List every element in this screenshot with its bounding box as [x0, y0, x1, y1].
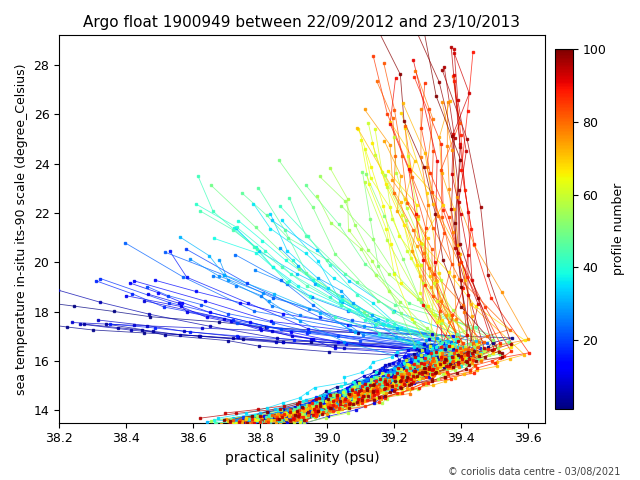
Y-axis label: sea temperature in-situ its-90 scale (degree_Celsius): sea temperature in-situ its-90 scale (de… — [15, 63, 28, 395]
X-axis label: practical salinity (psu): practical salinity (psu) — [225, 451, 379, 465]
Y-axis label: profile number: profile number — [612, 183, 625, 275]
Text: © coriolis data centre - 03/08/2021: © coriolis data centre - 03/08/2021 — [449, 467, 621, 477]
Title: Argo float 1900949 between 22/09/2012 and 23/10/2013: Argo float 1900949 between 22/09/2012 an… — [83, 15, 520, 30]
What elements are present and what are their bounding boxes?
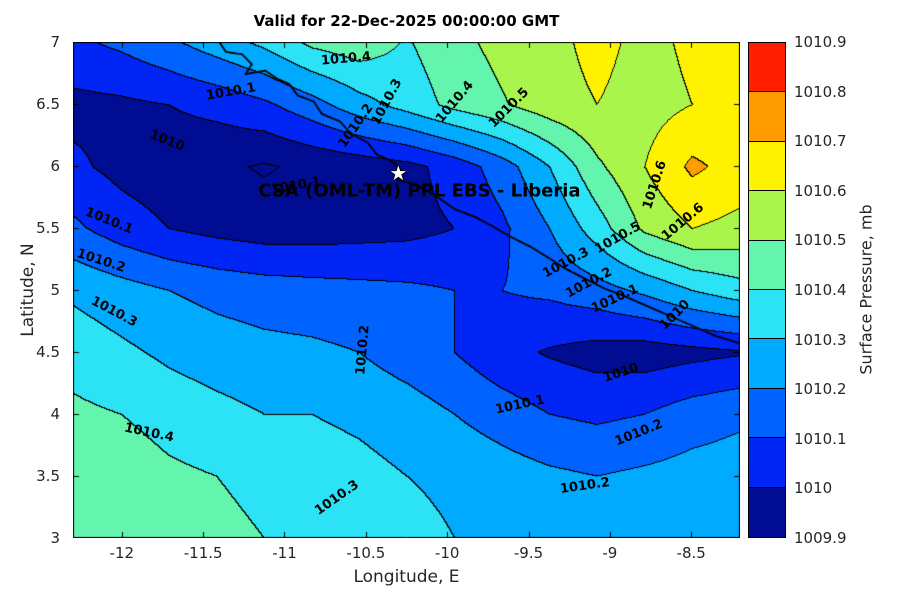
colorbar-tick-label: 1010 bbox=[794, 479, 833, 498]
x-tick-label: -8.5 bbox=[676, 544, 706, 562]
colorbar-tick-labels: 1009.9 1010 1010.1 1010.2 1010.3 1010.4 1010.5… bbox=[794, 33, 864, 547]
y-tick-label: 4 bbox=[50, 405, 60, 423]
y-tick-label: 4.5 bbox=[36, 343, 60, 361]
x-tick-label: -11 bbox=[272, 544, 297, 562]
contour-map-canvas bbox=[73, 42, 740, 538]
x-tick-label: -11.5 bbox=[183, 544, 223, 562]
y-tick-label: 7 bbox=[50, 33, 60, 51]
x-tick-label: -9 bbox=[602, 544, 618, 562]
colorbar-band bbox=[749, 290, 785, 340]
colorbar-tick-label: 1010.7 bbox=[794, 132, 847, 151]
colorbar-tick-label: 1010.9 bbox=[794, 33, 847, 51]
x-tick-label: -10.5 bbox=[346, 544, 386, 562]
colorbar bbox=[748, 42, 786, 538]
colorbar-band bbox=[749, 92, 785, 142]
colorbar-tick-label: 1010.4 bbox=[794, 281, 847, 299]
x-axis-label: Longitude, E bbox=[353, 567, 460, 587]
colorbar-tick-label: 1010.2 bbox=[794, 380, 847, 399]
y-tick-label: 6 bbox=[50, 157, 60, 175]
colorbar-band bbox=[749, 141, 785, 192]
colorbar-tick-label: 1010.5 bbox=[794, 231, 847, 250]
colorbar-band bbox=[749, 240, 785, 290]
y-tick-label: 3.5 bbox=[36, 467, 60, 485]
y-tick-label: 3 bbox=[50, 529, 60, 547]
colorbar-band bbox=[749, 487, 785, 537]
y-axis-tick-labels: 3 3.5 4 4.5 5 5.5 6 6.5 7 bbox=[0, 33, 67, 547]
colorbar-tick-label: 1010.1 bbox=[794, 429, 847, 448]
colorbar-band bbox=[749, 43, 785, 93]
colorbar-tick-label: 1009.9 bbox=[794, 529, 847, 547]
colorbar-tick-label: 1010.6 bbox=[794, 181, 847, 200]
x-tick-label: -10 bbox=[434, 544, 460, 562]
plot-title: Valid for 22-Dec-2025 00:00:00 GMT bbox=[253, 12, 560, 30]
colorbar-band bbox=[749, 388, 785, 439]
y-tick-label: 5 bbox=[50, 281, 60, 299]
colorbar-label: Surface Pressure, mb bbox=[856, 204, 876, 375]
x-axis-tick-labels: -12 -11.5 -11 -10.5 -10 -9.5 -9 -8.5 bbox=[73, 544, 740, 564]
y-tick-label: 6.5 bbox=[36, 95, 60, 113]
y-tick-label: 5.5 bbox=[36, 219, 60, 237]
x-tick-label: -9.5 bbox=[513, 544, 544, 562]
colorbar-band bbox=[749, 339, 785, 389]
colorbar-tick-label: 1010.8 bbox=[794, 82, 847, 101]
colorbar-band bbox=[749, 438, 785, 488]
colorbar-tick-label: 1010.3 bbox=[794, 330, 847, 349]
x-tick-label: -12 bbox=[109, 544, 135, 562]
y-axis-label: Latitude, N bbox=[18, 243, 38, 337]
colorbar-band bbox=[749, 191, 785, 241]
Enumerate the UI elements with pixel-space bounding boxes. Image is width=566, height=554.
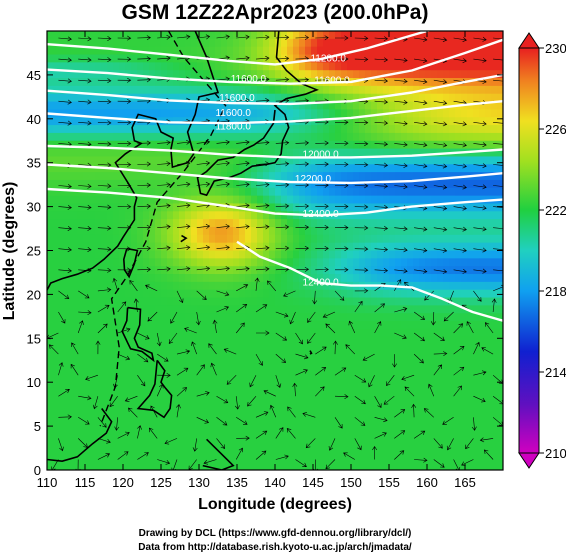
- contour-label-5: 11800.0: [215, 121, 251, 132]
- height-contours: [47, 31, 503, 322]
- colorbar-tick-label-1: 214: [545, 365, 566, 380]
- contour-label-2: 11600.0: [314, 76, 350, 87]
- coastline-6: [180, 234, 188, 243]
- plot-area: 11200.0 11600.0 11600.0 11600.0 11600.0 11800…: [47, 31, 503, 470]
- contour-label-6: 12000.0: [303, 149, 340, 160]
- x-tick-label-8: 150: [340, 475, 362, 490]
- coastline-8: [309, 350, 313, 355]
- colorbar-gradient: [518, 47, 540, 454]
- contour-line-3: [47, 100, 503, 125]
- contour-labels: 11200.0 11600.0 11600.0 11600.0 11600.0 11800…: [215, 54, 350, 289]
- x-tick-label-0: 110: [37, 475, 58, 490]
- colorbar-tick-label-3: 222: [545, 203, 566, 218]
- contour-line-7: [236, 240, 503, 322]
- colorbar-tick-label-5: 230: [545, 41, 566, 56]
- y-tick-label-9: 45: [27, 68, 41, 83]
- coastlines: [47, 31, 319, 470]
- coastline-2: [122, 247, 139, 279]
- colorbar-top-triangle: [518, 32, 540, 49]
- coastline-4: [136, 359, 173, 419]
- contour-label-9: 12400.0: [303, 278, 340, 289]
- y-tick-label-6: 30: [27, 200, 41, 215]
- y-tick-label-4: 20: [27, 287, 41, 302]
- x-tick-label-7: 145: [302, 475, 324, 490]
- colorbar-ticks: 210 214 218 222 226 230: [539, 41, 566, 461]
- chart-title: GSM 12Z22Apr2023 (200.0hPa): [122, 1, 429, 24]
- boundary-line: [99, 31, 227, 427]
- colorbar-bottom-triangle: [518, 452, 540, 469]
- contour-line-0: [47, 31, 432, 66]
- coastline-3: [121, 306, 155, 363]
- y-axis-ticks: 0 5 10 15 20 25 30 35 40 45: [27, 68, 503, 478]
- x-tick-label-11: 165: [454, 475, 476, 490]
- contour-line-6: [47, 187, 503, 217]
- contour-line-5: [47, 163, 503, 185]
- coastline-5: [47, 408, 113, 463]
- x-axis-label: Longitude (degrees): [198, 496, 352, 513]
- contour-label-4: 11600.0: [215, 108, 251, 119]
- x-tick-label-10: 160: [416, 475, 438, 490]
- x-tick-label-6: 140: [264, 475, 286, 490]
- colorbar-tick-label-0: 210: [545, 446, 566, 461]
- x-tick-label-5: 135: [226, 475, 248, 490]
- y-tick-label-2: 10: [27, 375, 41, 390]
- contour-label-7: 12200.0: [295, 174, 332, 185]
- contour-label-3: 11600.0: [219, 93, 255, 104]
- credit-line-2: Data from http://database.rish.kyoto-u.a…: [138, 542, 412, 553]
- colorbar-tick-label-4: 226: [545, 122, 566, 137]
- coastline-1: [47, 31, 220, 291]
- y-tick-label-0: 0: [34, 463, 41, 478]
- contour-label-0: 11200.0: [310, 54, 346, 65]
- colorbar-tick-label-2: 218: [545, 284, 566, 299]
- x-tick-label-4: 130: [188, 475, 210, 490]
- contour-line-1: [47, 38, 503, 85]
- contour-line-2: [47, 73, 503, 106]
- x-tick-label-3: 125: [150, 475, 172, 490]
- y-tick-label-1: 5: [34, 419, 41, 434]
- coastline-7: [202, 438, 235, 470]
- x-tick-label-9: 155: [378, 475, 400, 490]
- y-tick-label-5: 25: [27, 244, 41, 259]
- contour-line-4: [47, 144, 503, 159]
- x-tick-label-1: 115: [75, 475, 96, 490]
- y-tick-label-7: 35: [27, 156, 41, 171]
- y-tick-label-3: 15: [27, 331, 41, 346]
- contour-label-1: 11600.0: [231, 74, 267, 85]
- credit-line-1: Drawing by DCL (https://www.gfd-dennou.o…: [139, 528, 412, 539]
- y-axis-label: Latitude (degrees): [1, 182, 18, 321]
- x-tick-label-2: 120: [112, 475, 134, 490]
- colorbar: 210 214 218 222 226 230: [518, 32, 566, 469]
- x-axis-ticks: 110 115 120 125 130 135 140 145 150 155 160 165: [37, 31, 476, 490]
- y-tick-label-8: 40: [27, 112, 41, 127]
- contour-label-8: 12400.0: [303, 209, 340, 220]
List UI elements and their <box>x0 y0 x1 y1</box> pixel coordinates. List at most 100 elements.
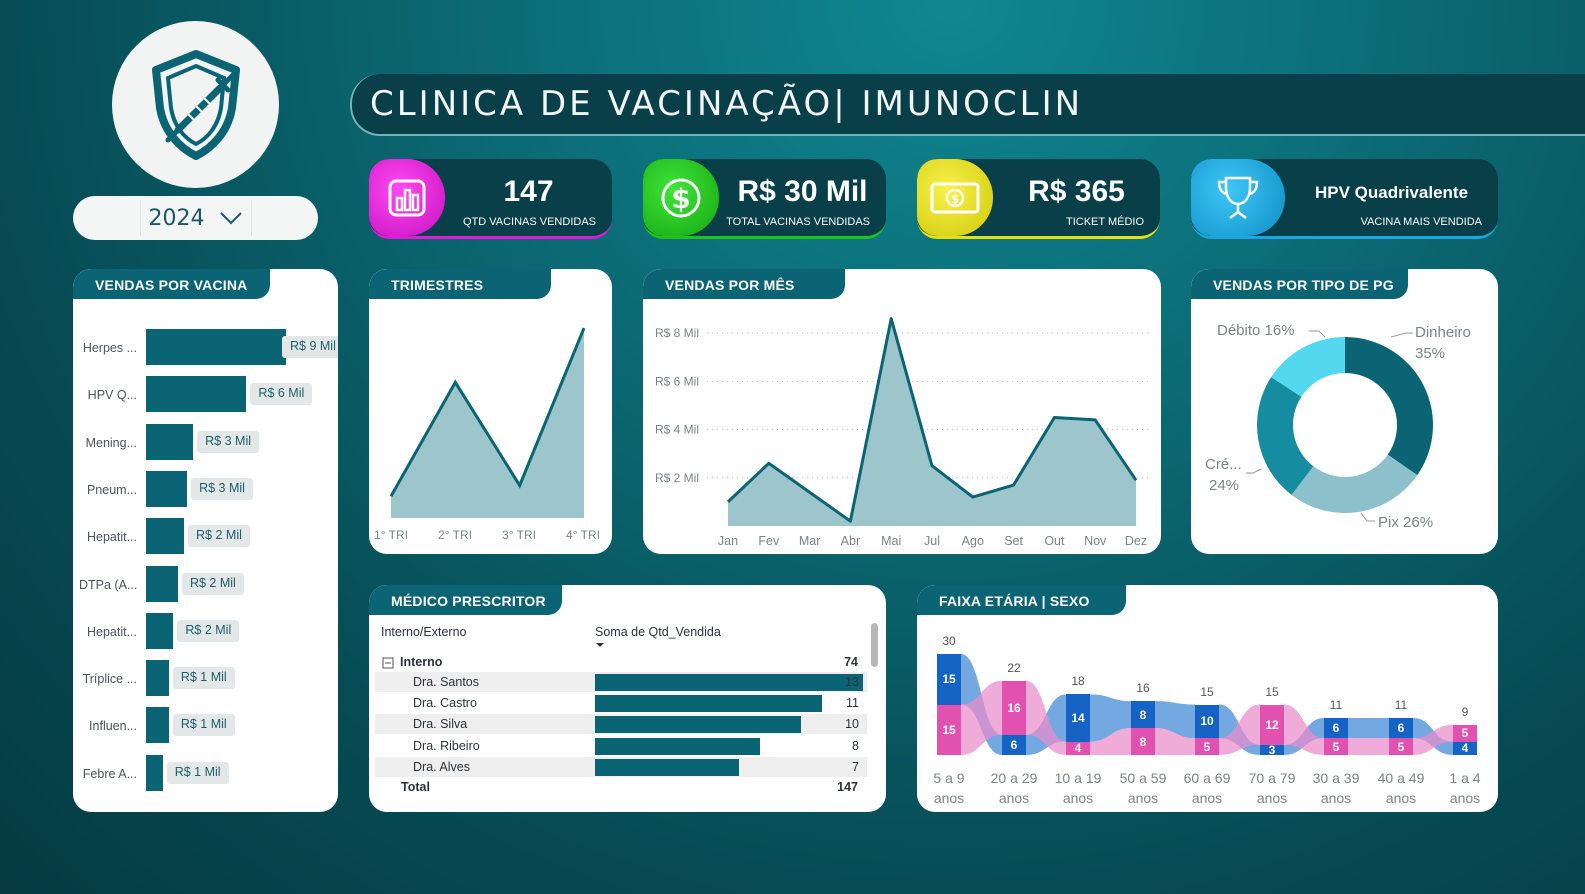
segment-pink[interactable]: 16 <box>1002 680 1026 735</box>
x-tick-label: 3° TRI <box>502 528 536 542</box>
segment-blue[interactable]: 15 <box>937 654 961 705</box>
segment-blue[interactable]: 6 <box>1002 734 1026 755</box>
table-row[interactable]: Dra. Santos 13 <box>375 672 867 692</box>
vaccine-label: Febre A... <box>82 766 137 781</box>
age-total-label: 15 <box>1200 684 1214 699</box>
panel-vendas-por-vacina: VENDAS POR VACINA Herpes ... R$ 9 Mil HPV … <box>73 269 338 812</box>
segment-blue[interactable]: 8 <box>1131 701 1155 729</box>
vaccine-bar-row[interactable]: Febre A... R$ 1 Mil <box>73 754 338 791</box>
vaccine-bar-row[interactable]: Mening... R$ 3 Mil <box>73 423 338 460</box>
vaccine-label: Herpes ... <box>82 341 137 355</box>
vaccine-bar[interactable] <box>146 660 169 697</box>
age-total-label: 30 <box>942 634 956 648</box>
donut-slice <box>1345 337 1433 476</box>
age-total-label: 11 <box>1394 697 1408 712</box>
pie-label-dinheiro-pct: 35% <box>1415 345 1446 362</box>
table-row[interactable]: Dra. Castro 11 <box>375 693 867 713</box>
segment-blue[interactable]: 4 <box>1453 741 1477 755</box>
kpi-value: HPV Quadrivalente <box>1314 183 1469 202</box>
segment-blue[interactable]: 14 <box>1066 694 1090 742</box>
table-row[interactable]: Dra. Alves 7 <box>375 756 867 777</box>
scrollbar[interactable] <box>871 623 878 667</box>
vaccine-bar[interactable] <box>146 423 194 460</box>
kpi-label: TICKET MÉDIO <box>1065 216 1144 228</box>
data-bar <box>595 695 822 713</box>
kpi-total-vacinas: $ R$ 30 Mil TOTAL VACINAS VENDIDAS <box>643 159 886 239</box>
leader-line <box>1390 332 1413 338</box>
vaccine-bar-row[interactable]: HPV Q... R$ 6 Mil <box>73 376 338 413</box>
vaccine-bar[interactable] <box>146 707 169 744</box>
vaccine-value-label: R$ 6 Mil <box>250 383 313 406</box>
segment-blue[interactable]: 10 <box>1195 704 1219 739</box>
vaccine-bar-row[interactable]: Pneum... R$ 3 Mil <box>73 470 338 507</box>
vaccine-bar-row[interactable]: Herpes ... R$ 9 Mil <box>73 329 338 365</box>
faixa-etaria-ribbon-chart <box>961 654 1453 755</box>
leader-line <box>1360 512 1375 522</box>
panel-title: MÉDICO PRESCRITOR <box>369 585 562 615</box>
vaccine-label: DTPa (A... <box>79 577 137 592</box>
vaccine-bar[interactable] <box>146 565 178 602</box>
panel-title: TRIMESTRES <box>369 269 552 299</box>
kpi-ticket-medio: $ R$ 365 TICKET MÉDIO <box>917 159 1160 239</box>
vaccine-value-label: R$ 2 Mil <box>181 572 244 595</box>
vaccine-bar-row[interactable]: Tríplice ... R$ 1 Mil <box>73 660 338 697</box>
segment-pink[interactable]: 5 <box>1453 724 1477 742</box>
ribbon-band <box>1090 728 1131 755</box>
column-header-interno-externo[interactable]: Interno/Externo <box>381 625 467 639</box>
data-bar <box>595 737 760 755</box>
segment-pink[interactable]: 15 <box>937 704 961 755</box>
ribbon-band <box>1219 704 1260 755</box>
area-fill <box>728 318 1136 526</box>
x-tick-label: Jan <box>718 534 738 548</box>
year-slicer[interactable]: 2024 <box>73 196 318 240</box>
doctor-name: Dra. Alves <box>413 759 470 774</box>
sort-desc-icon[interactable] <box>595 642 605 648</box>
vaccine-bar[interactable] <box>146 376 247 413</box>
vaccine-value-label: R$ 2 Mil <box>177 619 240 642</box>
x-tick-label: Out <box>1044 534 1065 548</box>
segment-pink[interactable]: 4 <box>1066 741 1090 755</box>
vaccine-bar[interactable] <box>146 612 174 649</box>
vaccine-bar-row[interactable]: DTPa (A... R$ 2 Mil <box>73 565 338 602</box>
vaccine-bar[interactable] <box>146 754 163 791</box>
vaccine-value-label: R$ 3 Mil <box>191 477 253 500</box>
doctor-value: 13 <box>845 675 859 689</box>
collapse-icon[interactable] <box>382 657 394 669</box>
dollar-icon: $ <box>643 159 719 236</box>
vaccine-bar-row[interactable]: Hepatit... R$ 2 Mil <box>73 612 338 649</box>
group-total: 74 <box>844 655 858 669</box>
segment-blue[interactable]: 6 <box>1389 717 1413 739</box>
doctor-value: 10 <box>845 717 859 732</box>
series-line <box>389 327 586 498</box>
ribbon-band <box>1284 704 1324 755</box>
panel-medico-prescritor: MÉDICO PRESCRITOR Interno/Externo Soma d… <box>369 585 886 812</box>
x-tick-label: Dez <box>1125 534 1147 548</box>
segment-pink[interactable]: 5 <box>1389 738 1413 755</box>
segment-pink[interactable]: 5 <box>1324 738 1348 755</box>
vaccine-value-label: R$ 1 Mil <box>172 667 235 690</box>
vaccine-bar[interactable] <box>146 329 286 365</box>
panel-vendas-por-tipo-pg: VENDAS POR TIPO DE PG Dinheiro 35% Pix 2… <box>1191 269 1498 554</box>
segment-blue[interactable]: 6 <box>1324 717 1348 739</box>
logo <box>112 21 279 188</box>
table-row[interactable]: Dra. Ribeiro 8 <box>375 736 867 756</box>
column-header-soma-qtd[interactable]: Soma de Qtd_Vendida <box>595 625 721 639</box>
donut-slice <box>1257 377 1314 495</box>
y-tick-label: R$ 4 Mil <box>655 423 699 437</box>
panel-title: VENDAS POR VACINA <box>73 269 270 299</box>
vaccine-bar[interactable] <box>146 470 188 507</box>
segment-pink[interactable]: 12 <box>1260 704 1284 745</box>
segment-pink[interactable]: 8 <box>1131 728 1155 755</box>
pie-label-pix: Pix 26% <box>1378 514 1434 531</box>
panel-title: VENDAS POR MÊS <box>643 269 845 299</box>
vaccine-bar-row[interactable]: Hepatit... R$ 2 Mil <box>73 518 338 555</box>
table-row[interactable]: Dra. Silva 10 <box>375 714 867 735</box>
segment-blue[interactable]: 3 <box>1260 743 1284 757</box>
chevron-down-icon[interactable] <box>219 211 243 225</box>
ribbon-band <box>1155 728 1195 755</box>
vaccine-bar-row[interactable]: Influen... R$ 1 Mil <box>73 707 338 744</box>
segment-pink[interactable]: 5 <box>1195 738 1219 755</box>
vaccine-value-label: R$ 1 Mil <box>172 714 235 737</box>
page-title: CLINICA DE VACINAÇÃO| IMUNOCLIN <box>370 84 1084 124</box>
vaccine-bar[interactable] <box>146 518 185 555</box>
*-*-*
- Goal of the exercise -
Pick out every line in the records above that contains the string "DTPa", and copy each of those lines in full.

- Solution -
vaccine-label: DTPa (A... <box>79 577 137 592</box>
vaccine-bar-row[interactable]: DTPa (A... R$ 2 Mil <box>73 565 338 602</box>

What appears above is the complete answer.